[Start of RECORDS TO PROCESS]
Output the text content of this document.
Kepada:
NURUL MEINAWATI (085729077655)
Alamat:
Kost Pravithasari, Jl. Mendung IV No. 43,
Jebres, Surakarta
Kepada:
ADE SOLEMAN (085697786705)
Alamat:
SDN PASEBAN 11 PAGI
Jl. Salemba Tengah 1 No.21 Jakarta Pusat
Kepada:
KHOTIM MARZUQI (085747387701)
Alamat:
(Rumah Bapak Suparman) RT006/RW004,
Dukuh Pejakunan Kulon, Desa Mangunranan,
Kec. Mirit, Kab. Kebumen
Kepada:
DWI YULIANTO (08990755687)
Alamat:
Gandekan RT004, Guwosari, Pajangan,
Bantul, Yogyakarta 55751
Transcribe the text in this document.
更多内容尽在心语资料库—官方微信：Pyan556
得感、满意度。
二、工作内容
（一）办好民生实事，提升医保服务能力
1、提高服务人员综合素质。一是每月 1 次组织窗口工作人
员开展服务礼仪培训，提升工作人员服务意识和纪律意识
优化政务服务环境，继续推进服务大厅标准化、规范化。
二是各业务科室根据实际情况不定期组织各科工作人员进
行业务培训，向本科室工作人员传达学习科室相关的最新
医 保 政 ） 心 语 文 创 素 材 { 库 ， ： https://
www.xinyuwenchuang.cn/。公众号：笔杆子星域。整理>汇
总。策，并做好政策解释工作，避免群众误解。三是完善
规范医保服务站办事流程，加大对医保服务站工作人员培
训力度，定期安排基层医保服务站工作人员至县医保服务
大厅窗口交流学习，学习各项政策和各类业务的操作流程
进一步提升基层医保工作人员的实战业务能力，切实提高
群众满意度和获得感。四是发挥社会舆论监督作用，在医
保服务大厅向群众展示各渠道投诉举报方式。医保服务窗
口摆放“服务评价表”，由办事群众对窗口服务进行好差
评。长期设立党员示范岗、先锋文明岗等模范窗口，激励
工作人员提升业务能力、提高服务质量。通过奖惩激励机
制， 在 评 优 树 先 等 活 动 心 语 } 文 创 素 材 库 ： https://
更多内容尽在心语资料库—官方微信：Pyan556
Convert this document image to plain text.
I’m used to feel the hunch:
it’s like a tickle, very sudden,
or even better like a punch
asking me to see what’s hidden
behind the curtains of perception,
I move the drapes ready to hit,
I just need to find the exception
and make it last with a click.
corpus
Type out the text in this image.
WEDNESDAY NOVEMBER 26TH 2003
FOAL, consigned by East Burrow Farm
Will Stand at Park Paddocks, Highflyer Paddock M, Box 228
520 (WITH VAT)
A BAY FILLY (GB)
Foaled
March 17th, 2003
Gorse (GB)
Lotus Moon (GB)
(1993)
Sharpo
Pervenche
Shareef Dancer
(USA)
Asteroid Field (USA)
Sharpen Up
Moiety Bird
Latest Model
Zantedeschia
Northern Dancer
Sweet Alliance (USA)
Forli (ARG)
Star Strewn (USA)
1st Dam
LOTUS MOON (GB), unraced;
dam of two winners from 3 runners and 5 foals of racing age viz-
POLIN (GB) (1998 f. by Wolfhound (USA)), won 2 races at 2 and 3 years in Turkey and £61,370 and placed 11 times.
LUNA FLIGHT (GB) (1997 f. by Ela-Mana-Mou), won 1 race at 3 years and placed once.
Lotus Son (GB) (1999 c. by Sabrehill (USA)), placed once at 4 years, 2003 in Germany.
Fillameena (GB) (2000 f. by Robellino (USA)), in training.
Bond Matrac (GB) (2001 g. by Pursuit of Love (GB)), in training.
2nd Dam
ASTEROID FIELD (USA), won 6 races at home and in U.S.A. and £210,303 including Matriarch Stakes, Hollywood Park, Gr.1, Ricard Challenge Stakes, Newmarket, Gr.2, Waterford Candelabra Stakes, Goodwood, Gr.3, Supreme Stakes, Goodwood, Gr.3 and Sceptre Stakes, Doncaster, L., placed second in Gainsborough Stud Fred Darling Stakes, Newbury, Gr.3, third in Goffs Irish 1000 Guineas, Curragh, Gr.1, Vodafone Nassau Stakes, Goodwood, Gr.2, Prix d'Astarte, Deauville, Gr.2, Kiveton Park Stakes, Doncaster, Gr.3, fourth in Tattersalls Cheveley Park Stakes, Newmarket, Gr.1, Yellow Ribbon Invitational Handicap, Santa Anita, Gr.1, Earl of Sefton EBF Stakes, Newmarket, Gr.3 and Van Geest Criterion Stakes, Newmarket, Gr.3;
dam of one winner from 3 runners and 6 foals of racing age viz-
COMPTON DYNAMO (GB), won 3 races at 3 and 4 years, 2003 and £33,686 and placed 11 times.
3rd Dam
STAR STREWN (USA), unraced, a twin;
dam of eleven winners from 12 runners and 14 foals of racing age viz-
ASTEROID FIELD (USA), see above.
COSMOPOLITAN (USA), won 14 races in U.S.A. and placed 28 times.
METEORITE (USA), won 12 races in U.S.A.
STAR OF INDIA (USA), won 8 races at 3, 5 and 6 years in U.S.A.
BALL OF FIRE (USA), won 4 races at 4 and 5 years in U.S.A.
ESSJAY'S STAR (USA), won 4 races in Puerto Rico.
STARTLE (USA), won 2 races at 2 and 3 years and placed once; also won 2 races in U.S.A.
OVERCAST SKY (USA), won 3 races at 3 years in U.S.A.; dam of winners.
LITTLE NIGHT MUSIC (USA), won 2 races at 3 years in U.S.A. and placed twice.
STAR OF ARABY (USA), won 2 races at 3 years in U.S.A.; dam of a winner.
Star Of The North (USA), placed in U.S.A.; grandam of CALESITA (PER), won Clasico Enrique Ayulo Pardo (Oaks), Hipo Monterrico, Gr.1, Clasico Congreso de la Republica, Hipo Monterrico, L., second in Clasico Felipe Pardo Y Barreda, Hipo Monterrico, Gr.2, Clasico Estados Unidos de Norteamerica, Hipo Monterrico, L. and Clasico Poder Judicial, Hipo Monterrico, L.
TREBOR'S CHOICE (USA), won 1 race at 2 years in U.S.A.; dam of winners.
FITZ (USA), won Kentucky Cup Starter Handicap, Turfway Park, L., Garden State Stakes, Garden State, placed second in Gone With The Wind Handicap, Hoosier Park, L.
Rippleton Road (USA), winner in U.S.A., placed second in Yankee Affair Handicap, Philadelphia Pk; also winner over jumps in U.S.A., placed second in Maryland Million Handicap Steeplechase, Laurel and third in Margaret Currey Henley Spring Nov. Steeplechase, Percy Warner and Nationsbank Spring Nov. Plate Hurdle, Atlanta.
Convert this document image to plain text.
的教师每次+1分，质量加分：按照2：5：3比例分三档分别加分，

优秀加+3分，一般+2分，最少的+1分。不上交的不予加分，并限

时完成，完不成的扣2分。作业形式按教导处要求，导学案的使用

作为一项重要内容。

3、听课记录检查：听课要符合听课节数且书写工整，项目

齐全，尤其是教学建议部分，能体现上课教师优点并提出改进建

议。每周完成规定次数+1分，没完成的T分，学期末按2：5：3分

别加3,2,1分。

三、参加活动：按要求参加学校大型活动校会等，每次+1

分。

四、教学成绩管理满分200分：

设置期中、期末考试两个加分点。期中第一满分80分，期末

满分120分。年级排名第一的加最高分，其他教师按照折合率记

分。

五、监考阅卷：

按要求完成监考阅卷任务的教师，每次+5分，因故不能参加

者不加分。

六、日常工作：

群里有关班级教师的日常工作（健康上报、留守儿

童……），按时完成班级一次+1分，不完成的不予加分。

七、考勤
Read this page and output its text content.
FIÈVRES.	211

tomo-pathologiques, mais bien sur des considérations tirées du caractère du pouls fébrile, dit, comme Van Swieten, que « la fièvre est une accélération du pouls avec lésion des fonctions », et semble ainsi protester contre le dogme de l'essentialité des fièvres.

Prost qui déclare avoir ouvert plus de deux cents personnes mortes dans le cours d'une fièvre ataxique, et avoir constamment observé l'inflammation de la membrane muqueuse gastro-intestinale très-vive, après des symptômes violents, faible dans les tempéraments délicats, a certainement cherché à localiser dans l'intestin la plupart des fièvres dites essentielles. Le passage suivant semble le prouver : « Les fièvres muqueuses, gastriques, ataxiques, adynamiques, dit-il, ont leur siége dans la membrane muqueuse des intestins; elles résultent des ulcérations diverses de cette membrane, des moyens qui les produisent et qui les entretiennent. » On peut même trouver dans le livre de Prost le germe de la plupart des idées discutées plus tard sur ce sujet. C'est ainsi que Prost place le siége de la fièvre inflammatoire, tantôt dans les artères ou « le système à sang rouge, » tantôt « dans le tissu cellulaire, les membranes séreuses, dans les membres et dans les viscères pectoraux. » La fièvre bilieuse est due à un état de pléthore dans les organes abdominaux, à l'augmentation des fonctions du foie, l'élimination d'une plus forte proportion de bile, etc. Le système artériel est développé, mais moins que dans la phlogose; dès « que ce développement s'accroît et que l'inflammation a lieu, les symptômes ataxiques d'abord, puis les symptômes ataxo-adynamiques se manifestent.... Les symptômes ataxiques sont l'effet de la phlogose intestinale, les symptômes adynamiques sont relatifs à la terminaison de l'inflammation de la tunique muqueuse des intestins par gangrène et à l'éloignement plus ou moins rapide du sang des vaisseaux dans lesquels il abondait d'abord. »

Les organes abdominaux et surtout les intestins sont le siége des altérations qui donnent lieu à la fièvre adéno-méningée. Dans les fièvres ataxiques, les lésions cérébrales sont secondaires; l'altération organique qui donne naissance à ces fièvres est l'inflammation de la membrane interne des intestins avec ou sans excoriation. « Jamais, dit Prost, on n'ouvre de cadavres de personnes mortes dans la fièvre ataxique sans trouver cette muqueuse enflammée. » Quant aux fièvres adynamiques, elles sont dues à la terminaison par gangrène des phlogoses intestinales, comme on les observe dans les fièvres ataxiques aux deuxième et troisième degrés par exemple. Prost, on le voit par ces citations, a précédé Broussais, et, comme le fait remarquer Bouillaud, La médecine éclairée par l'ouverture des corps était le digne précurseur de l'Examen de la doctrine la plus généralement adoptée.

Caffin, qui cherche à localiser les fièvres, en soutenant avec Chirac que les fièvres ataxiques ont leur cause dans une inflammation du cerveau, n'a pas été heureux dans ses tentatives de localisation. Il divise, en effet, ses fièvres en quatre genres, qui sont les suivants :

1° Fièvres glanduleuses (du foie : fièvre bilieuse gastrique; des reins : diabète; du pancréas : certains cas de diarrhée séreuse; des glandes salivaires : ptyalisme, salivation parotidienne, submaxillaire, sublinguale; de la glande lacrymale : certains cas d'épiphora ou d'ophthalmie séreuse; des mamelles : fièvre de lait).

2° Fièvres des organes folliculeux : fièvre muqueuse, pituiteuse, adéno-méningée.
[End of RECORDS TO PROCESS]
**WHAT YOU SHOULD DO**: From the records above, pick out and copy each line holding the word "racing".

**CORRECT RESULT**:
dam of two winners from 3 runners and 5 foals of racing age viz-
dam of one winner from 3 runners and 6 foals of racing age viz-
dam of eleven winners from 12 runners and 14 foals of racing age viz-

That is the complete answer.